Omit the pictures, please, and give each record below again exactly.
-- start Stored records --
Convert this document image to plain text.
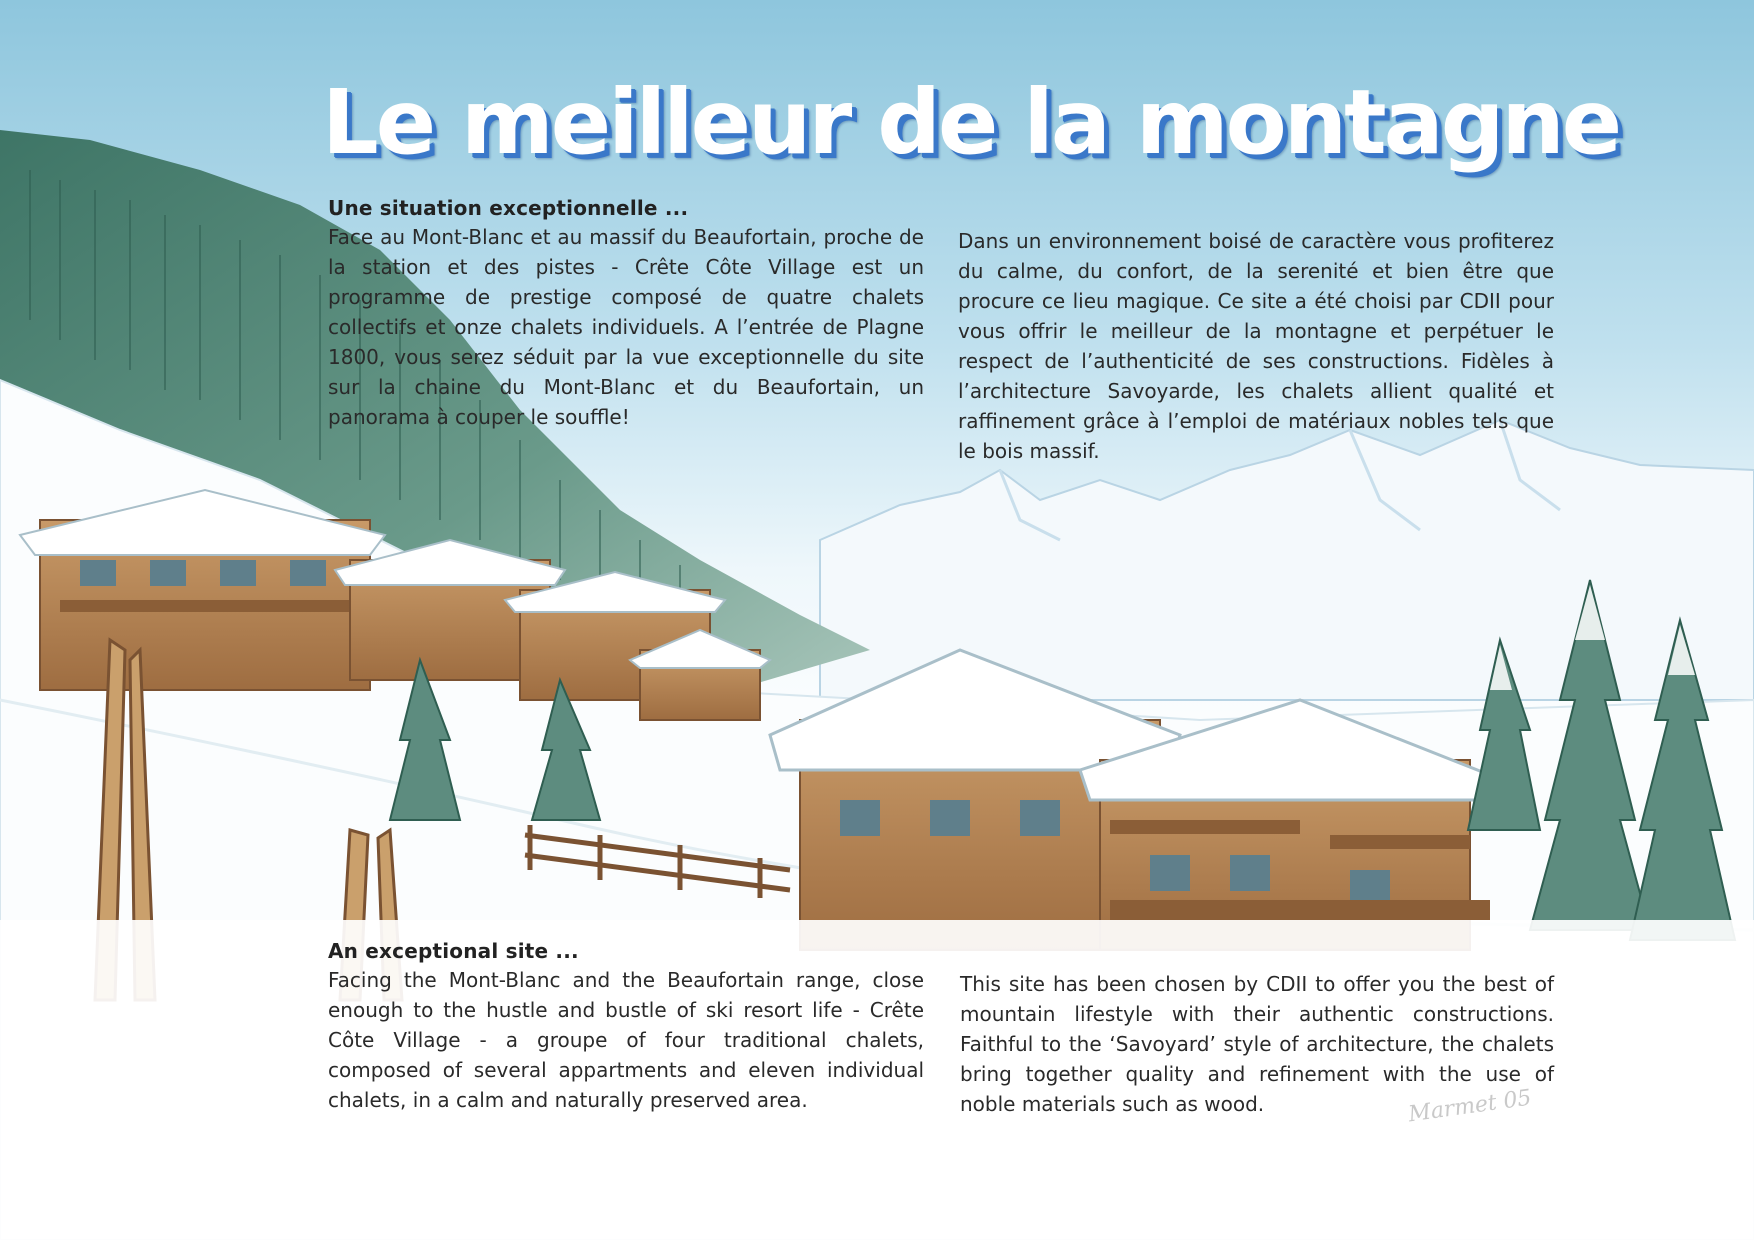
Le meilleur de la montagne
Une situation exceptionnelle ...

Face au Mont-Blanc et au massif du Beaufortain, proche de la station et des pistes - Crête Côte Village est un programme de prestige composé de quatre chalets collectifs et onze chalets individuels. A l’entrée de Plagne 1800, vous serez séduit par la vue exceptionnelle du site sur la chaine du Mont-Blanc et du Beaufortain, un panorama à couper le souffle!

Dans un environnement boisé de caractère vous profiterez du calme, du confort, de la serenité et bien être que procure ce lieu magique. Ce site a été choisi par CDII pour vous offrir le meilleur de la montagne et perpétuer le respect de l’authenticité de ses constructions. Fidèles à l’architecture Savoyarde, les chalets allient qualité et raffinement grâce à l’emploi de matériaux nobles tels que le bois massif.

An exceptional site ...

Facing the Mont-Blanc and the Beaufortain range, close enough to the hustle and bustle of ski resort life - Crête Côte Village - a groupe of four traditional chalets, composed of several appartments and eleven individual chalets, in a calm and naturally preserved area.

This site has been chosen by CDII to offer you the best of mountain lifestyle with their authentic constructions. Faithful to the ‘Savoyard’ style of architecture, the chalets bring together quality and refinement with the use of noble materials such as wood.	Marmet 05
-- end Stored records --
▶ **Reply**
Convert this document image to plain text.
Le meilleur de la montagne
Une situation exceptionnelle ...

Face au Mont-Blanc et au massif du Beaufortain, proche de la station et des pistes - Crête Côte Village est un programme de prestige composé de quatre chalets collectifs et onze chalets individuels. A l’entrée de Plagne 1800, vous serez séduit par la vue exceptionnelle du site sur la chaine du Mont-Blanc et du Beaufortain, un panorama à couper le souffle!

Dans un environnement boisé de caractère vous profiterez du calme, du confort, de la serenité et bien être que procure ce lieu magique. Ce site a été choisi par CDII pour vous offrir le meilleur de la montagne et perpétuer le respect de l’authenticité de ses constructions. Fidèles à l’architecture Savoyarde, les chalets allient qualité et raffinement grâce à l’emploi de matériaux nobles tels que le bois massif.

An exceptional site ...

Facing the Mont-Blanc and the Beaufortain range, close enough to the hustle and bustle of ski resort life - Crête Côte Village - a groupe of four traditional chalets, composed of several appartments and eleven individual chalets, in a calm and naturally preserved area.

This site has been chosen by CDII to offer you the best of mountain lifestyle with their authentic constructions. Faithful to the ‘Savoyard’ style of architecture, the chalets bring together quality and refinement with the use of noble materials such as wood.	Marmet 05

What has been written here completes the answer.